● WORK REQUIRED
Repeat, line for line, the entries printed below.

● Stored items
┌──

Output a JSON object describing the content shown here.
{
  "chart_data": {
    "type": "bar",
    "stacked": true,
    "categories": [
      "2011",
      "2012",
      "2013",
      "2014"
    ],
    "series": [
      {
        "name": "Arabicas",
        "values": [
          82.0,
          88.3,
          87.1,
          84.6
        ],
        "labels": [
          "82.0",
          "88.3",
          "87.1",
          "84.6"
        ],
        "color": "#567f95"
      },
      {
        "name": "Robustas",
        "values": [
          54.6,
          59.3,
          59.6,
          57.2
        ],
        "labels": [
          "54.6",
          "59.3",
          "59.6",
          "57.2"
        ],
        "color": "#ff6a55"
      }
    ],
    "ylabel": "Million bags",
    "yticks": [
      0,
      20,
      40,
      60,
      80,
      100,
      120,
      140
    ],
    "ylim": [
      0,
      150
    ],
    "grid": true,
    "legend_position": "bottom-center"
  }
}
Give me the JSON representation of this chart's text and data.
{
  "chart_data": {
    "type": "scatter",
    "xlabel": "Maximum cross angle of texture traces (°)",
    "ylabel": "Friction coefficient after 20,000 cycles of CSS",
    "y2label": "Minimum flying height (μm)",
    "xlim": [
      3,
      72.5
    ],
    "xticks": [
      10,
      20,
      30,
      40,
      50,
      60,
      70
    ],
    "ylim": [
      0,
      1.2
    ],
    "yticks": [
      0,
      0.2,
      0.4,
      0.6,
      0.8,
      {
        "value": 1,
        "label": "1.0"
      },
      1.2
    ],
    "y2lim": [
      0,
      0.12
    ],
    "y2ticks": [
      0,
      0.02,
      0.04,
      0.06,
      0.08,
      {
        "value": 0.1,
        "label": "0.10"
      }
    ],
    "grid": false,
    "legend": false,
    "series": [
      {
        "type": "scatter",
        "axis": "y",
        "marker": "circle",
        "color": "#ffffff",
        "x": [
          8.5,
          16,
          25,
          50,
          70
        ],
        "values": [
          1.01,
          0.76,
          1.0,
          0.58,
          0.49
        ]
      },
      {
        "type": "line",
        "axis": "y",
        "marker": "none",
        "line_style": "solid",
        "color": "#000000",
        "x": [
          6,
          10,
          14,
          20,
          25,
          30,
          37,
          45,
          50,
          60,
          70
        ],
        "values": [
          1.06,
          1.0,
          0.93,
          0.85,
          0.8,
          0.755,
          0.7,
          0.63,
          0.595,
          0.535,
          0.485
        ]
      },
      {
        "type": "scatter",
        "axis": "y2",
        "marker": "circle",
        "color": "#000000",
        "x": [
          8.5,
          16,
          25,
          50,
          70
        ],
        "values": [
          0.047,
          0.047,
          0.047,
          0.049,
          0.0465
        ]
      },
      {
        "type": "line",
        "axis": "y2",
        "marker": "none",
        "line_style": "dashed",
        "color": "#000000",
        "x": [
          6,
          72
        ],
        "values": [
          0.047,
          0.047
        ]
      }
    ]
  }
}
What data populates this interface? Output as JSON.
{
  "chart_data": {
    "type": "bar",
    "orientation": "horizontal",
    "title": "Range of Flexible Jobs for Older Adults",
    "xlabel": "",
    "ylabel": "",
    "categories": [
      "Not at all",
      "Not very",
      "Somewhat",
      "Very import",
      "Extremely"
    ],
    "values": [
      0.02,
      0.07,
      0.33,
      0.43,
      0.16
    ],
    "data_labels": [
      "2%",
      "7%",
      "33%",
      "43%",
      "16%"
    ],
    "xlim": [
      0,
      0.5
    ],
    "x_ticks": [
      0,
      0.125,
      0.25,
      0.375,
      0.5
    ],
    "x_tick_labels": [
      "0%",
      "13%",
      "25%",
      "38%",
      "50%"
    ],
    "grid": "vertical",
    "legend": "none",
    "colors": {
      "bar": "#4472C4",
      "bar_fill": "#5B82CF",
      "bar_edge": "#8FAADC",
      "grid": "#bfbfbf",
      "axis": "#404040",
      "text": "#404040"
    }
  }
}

└──

● SOLVED PROBLEM
Output a JSON object describing the content shown here.
{
  "chart_data": {
    "type": "bar",
    "stacked": true,
    "categories": [
      "2011",
      "2012",
      "2013",
      "2014"
    ],
    "series": [
      {
        "name": "Arabicas",
        "values": [
          82.0,
          88.3,
          87.1,
          84.6
        ],
        "labels": [
          "82.0",
          "88.3",
          "87.1",
          "84.6"
        ],
        "color": "#567f95"
      },
      {
        "name": "Robustas",
        "values": [
          54.6,
          59.3,
          59.6,
          57.2
        ],
        "labels": [
          "54.6",
          "59.3",
          "59.6",
          "57.2"
        ],
        "color": "#ff6a55"
      }
    ],
    "ylabel": "Million bags",
    "yticks": [
      0,
      20,
      40,
      60,
      80,
      100,
      120,
      140
    ],
    "ylim": [
      0,
      150
    ],
    "grid": true,
    "legend_position": "bottom-center"
  }
}
Give me the JSON representation of this chart's text and data.
{
  "chart_data": {
    "type": "scatter",
    "xlabel": "Maximum cross angle of texture traces (°)",
    "ylabel": "Friction coefficient after 20,000 cycles of CSS",
    "y2label": "Minimum flying height (μm)",
    "xlim": [
      3,
      72.5
    ],
    "xticks": [
      10,
      20,
      30,
      40,
      50,
      60,
      70
    ],
    "ylim": [
      0,
      1.2
    ],
    "yticks": [
      0,
      0.2,
      0.4,
      0.6,
      0.8,
      {
        "value": 1,
        "label": "1.0"
      },
      1.2
    ],
    "y2lim": [
      0,
      0.12
    ],
    "y2ticks": [
      0,
      0.02,
      0.04,
      0.06,
      0.08,
      {
        "value": 0.1,
        "label": "0.10"
      }
    ],
    "grid": false,
    "legend": false,
    "series": [
      {
        "type": "scatter",
        "axis": "y",
        "marker": "circle",
        "color": "#ffffff",
        "x": [
          8.5,
          16,
          25,
          50,
          70
        ],
        "values": [
          1.01,
          0.76,
          1.0,
          0.58,
          0.49
        ]
      },
      {
        "type": "line",
        "axis": "y",
        "marker": "none",
        "line_style": "solid",
        "color": "#000000",
        "x": [
          6,
          10,
          14,
          20,
          25,
          30,
          37,
          45,
          50,
          60,
          70
        ],
        "values": [
          1.06,
          1.0,
          0.93,
          0.85,
          0.8,
          0.755,
          0.7,
          0.63,
          0.595,
          0.535,
          0.485
        ]
      },
      {
        "type": "scatter",
        "axis": "y2",
        "marker": "circle",
        "color": "#000000",
        "x": [
          8.5,
          16,
          25,
          50,
          70
        ],
        "values": [
          0.047,
          0.047,
          0.047,
          0.049,
          0.0465
        ]
      },
      {
        "type": "line",
        "axis": "y2",
        "marker": "none",
        "line_style": "dashed",
        "color": "#000000",
        "x": [
          6,
          72
        ],
        "values": [
          0.047,
          0.047
        ]
      }
    ]
  }
}
What data populates this interface? Output as JSON.
{
  "chart_data": {
    "type": "bar",
    "orientation": "horizontal",
    "title": "Range of Flexible Jobs for Older Adults",
    "xlabel": "",
    "ylabel": "",
    "categories": [
      "Not at all",
      "Not very",
      "Somewhat",
      "Very import",
      "Extremely"
    ],
    "values": [
      0.02,
      0.07,
      0.33,
      0.43,
      0.16
    ],
    "data_labels": [
      "2%",
      "7%",
      "33%",
      "43%",
      "16%"
    ],
    "xlim": [
      0,
      0.5
    ],
    "x_ticks": [
      0,
      0.125,
      0.25,
      0.375,
      0.5
    ],
    "x_tick_labels": [
      "0%",
      "13%",
      "25%",
      "38%",
      "50%"
    ],
    "grid": "vertical",
    "legend": "none",
    "colors": {
      "bar": "#4472C4",
      "bar_fill": "#5B82CF",
      "bar_edge": "#8FAADC",
      "grid": "#bfbfbf",
      "axis": "#404040",
      "text": "#404040"
    }
  }
}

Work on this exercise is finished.